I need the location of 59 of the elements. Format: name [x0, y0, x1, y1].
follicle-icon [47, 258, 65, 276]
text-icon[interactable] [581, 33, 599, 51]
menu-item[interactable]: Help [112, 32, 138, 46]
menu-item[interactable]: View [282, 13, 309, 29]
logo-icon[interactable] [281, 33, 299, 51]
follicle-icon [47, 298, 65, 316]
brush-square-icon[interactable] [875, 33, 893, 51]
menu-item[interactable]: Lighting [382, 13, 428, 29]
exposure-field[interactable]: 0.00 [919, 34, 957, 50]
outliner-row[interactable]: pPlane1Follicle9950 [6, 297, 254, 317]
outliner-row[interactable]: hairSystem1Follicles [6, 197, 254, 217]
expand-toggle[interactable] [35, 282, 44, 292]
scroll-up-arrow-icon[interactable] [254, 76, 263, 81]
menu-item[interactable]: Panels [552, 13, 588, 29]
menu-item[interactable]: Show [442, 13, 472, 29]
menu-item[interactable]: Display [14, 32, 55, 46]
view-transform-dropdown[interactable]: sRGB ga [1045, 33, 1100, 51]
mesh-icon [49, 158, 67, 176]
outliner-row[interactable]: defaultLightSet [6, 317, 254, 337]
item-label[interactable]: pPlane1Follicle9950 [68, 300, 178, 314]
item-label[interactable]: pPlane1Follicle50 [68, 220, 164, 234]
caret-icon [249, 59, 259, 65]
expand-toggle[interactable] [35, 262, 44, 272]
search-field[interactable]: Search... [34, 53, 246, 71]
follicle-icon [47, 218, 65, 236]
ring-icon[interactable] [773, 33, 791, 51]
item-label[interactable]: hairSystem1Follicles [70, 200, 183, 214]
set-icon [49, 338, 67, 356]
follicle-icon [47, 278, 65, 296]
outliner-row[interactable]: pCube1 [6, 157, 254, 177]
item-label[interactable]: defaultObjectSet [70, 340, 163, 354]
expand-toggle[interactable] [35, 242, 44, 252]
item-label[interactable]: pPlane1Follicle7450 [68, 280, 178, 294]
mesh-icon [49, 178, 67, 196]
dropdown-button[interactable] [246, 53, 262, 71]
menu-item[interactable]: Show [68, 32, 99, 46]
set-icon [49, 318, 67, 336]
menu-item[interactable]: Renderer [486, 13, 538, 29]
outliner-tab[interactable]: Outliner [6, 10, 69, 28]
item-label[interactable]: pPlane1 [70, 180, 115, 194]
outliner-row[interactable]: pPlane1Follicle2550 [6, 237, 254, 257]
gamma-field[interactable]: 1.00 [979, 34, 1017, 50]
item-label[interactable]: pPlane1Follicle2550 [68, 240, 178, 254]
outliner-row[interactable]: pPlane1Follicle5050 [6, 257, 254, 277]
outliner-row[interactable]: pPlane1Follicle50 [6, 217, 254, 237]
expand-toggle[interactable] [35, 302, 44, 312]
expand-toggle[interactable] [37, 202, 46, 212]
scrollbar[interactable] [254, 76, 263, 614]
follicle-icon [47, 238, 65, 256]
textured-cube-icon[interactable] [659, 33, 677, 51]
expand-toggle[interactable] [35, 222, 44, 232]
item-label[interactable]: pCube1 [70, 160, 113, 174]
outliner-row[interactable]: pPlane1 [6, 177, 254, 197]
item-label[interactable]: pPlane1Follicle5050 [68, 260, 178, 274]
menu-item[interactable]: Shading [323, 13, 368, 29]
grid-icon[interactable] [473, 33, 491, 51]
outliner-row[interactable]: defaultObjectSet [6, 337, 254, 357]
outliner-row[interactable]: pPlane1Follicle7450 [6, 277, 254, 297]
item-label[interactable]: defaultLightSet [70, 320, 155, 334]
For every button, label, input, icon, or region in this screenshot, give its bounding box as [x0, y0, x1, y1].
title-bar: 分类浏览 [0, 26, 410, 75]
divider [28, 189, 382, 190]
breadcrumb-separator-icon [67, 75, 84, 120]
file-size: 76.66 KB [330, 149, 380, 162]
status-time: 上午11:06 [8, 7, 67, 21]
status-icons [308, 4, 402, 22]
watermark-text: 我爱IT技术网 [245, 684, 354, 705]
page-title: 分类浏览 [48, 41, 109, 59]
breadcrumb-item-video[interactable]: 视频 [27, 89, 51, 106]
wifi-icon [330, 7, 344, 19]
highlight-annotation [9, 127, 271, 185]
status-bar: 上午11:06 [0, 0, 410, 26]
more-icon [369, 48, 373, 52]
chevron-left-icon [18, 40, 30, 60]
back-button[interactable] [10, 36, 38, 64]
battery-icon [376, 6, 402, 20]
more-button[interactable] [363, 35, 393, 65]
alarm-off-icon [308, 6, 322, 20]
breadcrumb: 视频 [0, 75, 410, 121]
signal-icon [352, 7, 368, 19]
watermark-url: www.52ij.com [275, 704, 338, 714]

☆ ☆ ☆

Task prompt:
Switch every "expand-toggle" in the material to "disclosure-toggle", and give all the lines again with nothing else altered.

Written reply:
I need the location of 59 of the elements. Format: name [x0, y0, x1, y1].
follicle-icon [47, 258, 65, 276]
text-icon[interactable] [581, 33, 599, 51]
menu-item[interactable]: Help [112, 32, 138, 46]
menu-item[interactable]: View [282, 13, 309, 29]
logo-icon[interactable] [281, 33, 299, 51]
follicle-icon [47, 298, 65, 316]
brush-square-icon[interactable] [875, 33, 893, 51]
menu-item[interactable]: Lighting [382, 13, 428, 29]
exposure-field[interactable]: 0.00 [919, 34, 957, 50]
outliner-row[interactable]: pPlane1Follicle9950 [6, 297, 254, 317]
outliner-row[interactable]: hairSystem1Follicles [6, 197, 254, 217]
disclosure-toggle[interactable] [35, 282, 44, 292]
scroll-up-arrow-icon[interactable] [254, 76, 263, 81]
menu-item[interactable]: Panels [552, 13, 588, 29]
menu-item[interactable]: Show [442, 13, 472, 29]
menu-item[interactable]: Display [14, 32, 55, 46]
view-transform-dropdown[interactable]: sRGB ga [1045, 33, 1100, 51]
mesh-icon [49, 158, 67, 176]
outliner-row[interactable]: defaultLightSet [6, 317, 254, 337]
item-label[interactable]: pPlane1Follicle9950 [68, 300, 178, 314]
item-label[interactable]: pPlane1Follicle50 [68, 220, 164, 234]
caret-icon [249, 59, 259, 65]
disclosure-toggle[interactable] [35, 262, 44, 272]
search-field[interactable]: Search... [34, 53, 246, 71]
follicle-icon [47, 218, 65, 236]
ring-icon[interactable] [773, 33, 791, 51]
item-label[interactable]: hairSystem1Follicles [70, 200, 183, 214]
set-icon [49, 338, 67, 356]
follicle-icon [47, 278, 65, 296]
outliner-row[interactable]: pCube1 [6, 157, 254, 177]
item-label[interactable]: defaultObjectSet [70, 340, 163, 354]
disclosure-toggle[interactable] [35, 242, 44, 252]
item-label[interactable]: pPlane1Follicle7450 [68, 280, 178, 294]
mesh-icon [49, 178, 67, 196]
dropdown-button[interactable] [246, 53, 262, 71]
menu-item[interactable]: Show [68, 32, 99, 46]
set-icon [49, 318, 67, 336]
menu-item[interactable]: Renderer [486, 13, 538, 29]
outliner-tab[interactable]: Outliner [6, 10, 69, 28]
item-label[interactable]: pPlane1 [70, 180, 115, 194]
outliner-row[interactable]: pPlane1Follicle2550 [6, 237, 254, 257]
gamma-field[interactable]: 1.00 [979, 34, 1017, 50]
item-label[interactable]: pPlane1Follicle2550 [68, 240, 178, 254]
outliner-row[interactable]: pPlane1Follicle5050 [6, 257, 254, 277]
outliner-row[interactable]: pPlane1Follicle50 [6, 217, 254, 237]
disclosure-toggle[interactable] [35, 302, 44, 312]
disclosure-toggle[interactable] [37, 202, 46, 212]
scrollbar[interactable] [254, 76, 263, 614]
follicle-icon [47, 238, 65, 256]
textured-cube-icon[interactable] [659, 33, 677, 51]
disclosure-toggle[interactable] [35, 222, 44, 232]
item-label[interactable]: pCube1 [70, 160, 113, 174]
outliner-row[interactable]: pPlane1 [6, 177, 254, 197]
item-label[interactable]: pPlane1Follicle5050 [68, 260, 178, 274]
menu-item[interactable]: Shading [323, 13, 368, 29]
grid-icon[interactable] [473, 33, 491, 51]
outliner-row[interactable]: defaultObjectSet [6, 337, 254, 357]
outliner-row[interactable]: pPlane1Follicle7450 [6, 277, 254, 297]
item-label[interactable]: defaultLightSet [70, 320, 155, 334]
For every button, label, input, icon, or region in this screenshot, give its bounding box as [x0, y0, x1, y1].
title-bar: 分类浏览 [0, 26, 410, 75]
divider [28, 189, 382, 190]
breadcrumb-separator-icon [67, 75, 84, 120]
file-size: 76.66 KB [330, 149, 380, 162]
status-time: 上午11:06 [8, 7, 67, 21]
status-icons [308, 4, 402, 22]
watermark-text: 我爱IT技术网 [245, 684, 354, 705]
page-title: 分类浏览 [48, 41, 109, 59]
breadcrumb-item-video[interactable]: 视频 [27, 89, 51, 106]
wifi-icon [330, 7, 344, 19]
highlight-annotation [9, 127, 271, 185]
status-bar: 上午11:06 [0, 0, 410, 26]
more-icon [369, 48, 373, 52]
chevron-left-icon [18, 40, 30, 60]
back-button[interactable] [10, 36, 38, 64]
battery-icon [376, 6, 402, 20]
more-button[interactable] [363, 35, 393, 65]
alarm-off-icon [308, 6, 322, 20]
breadcrumb: 视频 [0, 75, 410, 121]
signal-icon [352, 7, 368, 19]
watermark-url: www.52ij.com [275, 704, 338, 714]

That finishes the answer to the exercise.